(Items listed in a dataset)
— begin —
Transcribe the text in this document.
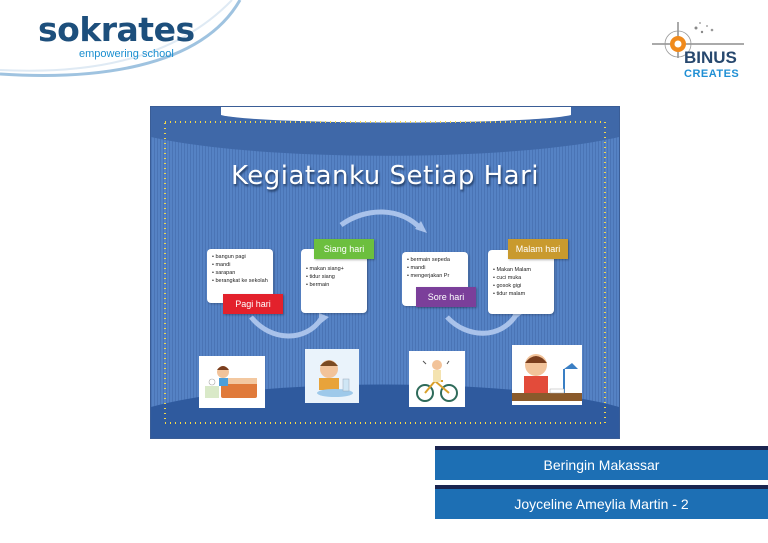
sokrates
empowering school	BINUS
CREATES
Kegiatanku Setiap Hari
• bangun pagi
• mandi
• sarapan
• berangkat ke sekolah
Pagi hari
• makan siang+
• tidur siang
• bermain
Siang hari
• bermain sepeda
• mandi
• mengerjakan Pr
Sore hari
• Makan Malam
• cuci muka
• gosok gigi
• tidur malam
Malam hari
Beringin Makassar
Joyceline Ameylia Martin - 2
— end —
The problem
Transcribe all of the entries word for word, but skip any pictures they contain.

Solution for this task
Transcribe the text in this document.
sokrates
empowering school	BINUS
CREATES
Kegiatanku Setiap Hari
• bangun pagi
• mandi
• sarapan
• berangkat ke sekolah
Pagi hari
• makan siang+
• tidur siang
• bermain
Siang hari
• bermain sepeda
• mandi
• mengerjakan Pr
Sore hari
• Makan Malam
• cuci muka
• gosok gigi
• tidur malam
Malam hari
Beringin Makassar
Joyceline Ameylia Martin - 2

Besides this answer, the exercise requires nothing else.